* [Source records]

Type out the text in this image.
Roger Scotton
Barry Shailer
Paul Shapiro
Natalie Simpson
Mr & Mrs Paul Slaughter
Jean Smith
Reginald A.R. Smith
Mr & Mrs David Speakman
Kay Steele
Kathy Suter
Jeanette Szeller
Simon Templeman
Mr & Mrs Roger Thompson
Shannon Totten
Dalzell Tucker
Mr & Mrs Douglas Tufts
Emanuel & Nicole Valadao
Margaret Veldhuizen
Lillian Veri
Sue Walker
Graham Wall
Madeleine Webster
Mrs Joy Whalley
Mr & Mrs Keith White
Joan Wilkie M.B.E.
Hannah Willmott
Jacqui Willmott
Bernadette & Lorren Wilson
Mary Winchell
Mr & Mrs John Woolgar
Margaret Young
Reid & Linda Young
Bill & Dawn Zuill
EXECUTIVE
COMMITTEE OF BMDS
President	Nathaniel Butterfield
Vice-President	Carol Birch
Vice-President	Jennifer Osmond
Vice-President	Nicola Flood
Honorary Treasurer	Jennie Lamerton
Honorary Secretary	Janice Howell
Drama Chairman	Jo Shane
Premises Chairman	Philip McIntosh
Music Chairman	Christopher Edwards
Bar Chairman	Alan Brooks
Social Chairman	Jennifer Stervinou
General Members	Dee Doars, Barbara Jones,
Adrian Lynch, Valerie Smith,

* [Problem to solve] Extract all the material, leaving every line as it is.

* [Response to this exercise]
Type out the text in this image.
Roger Scotton
Barry Shailer
Paul Shapiro
Natalie Simpson
Mr & Mrs Paul Slaughter
Jean Smith
Reginald A.R. Smith
Mr & Mrs David Speakman
Kay Steele
Kathy Suter
Jeanette Szeller
Simon Templeman
Mr & Mrs Roger Thompson
Shannon Totten
Dalzell Tucker
Mr & Mrs Douglas Tufts
Emanuel & Nicole Valadao
Margaret Veldhuizen
Lillian Veri
Sue Walker
Graham Wall
Madeleine Webster
Mrs Joy Whalley
Mr & Mrs Keith White
Joan Wilkie M.B.E.
Hannah Willmott
Jacqui Willmott
Bernadette & Lorren Wilson
Mary Winchell
Mr & Mrs John Woolgar
Margaret Young
Reid & Linda Young
Bill & Dawn Zuill
EXECUTIVE
COMMITTEE OF BMDS
President	Nathaniel Butterfield
Vice-President	Carol Birch
Vice-President	Jennifer Osmond
Vice-President	Nicola Flood
Honorary Treasurer	Jennie Lamerton
Honorary Secretary	Janice Howell
Drama Chairman	Jo Shane
Premises Chairman	Philip McIntosh
Music Chairman	Christopher Edwards
Bar Chairman	Alan Brooks
Social Chairman	Jennifer Stervinou
General Members	Dee Doars, Barbara Jones,
Adrian Lynch, Valerie Smith,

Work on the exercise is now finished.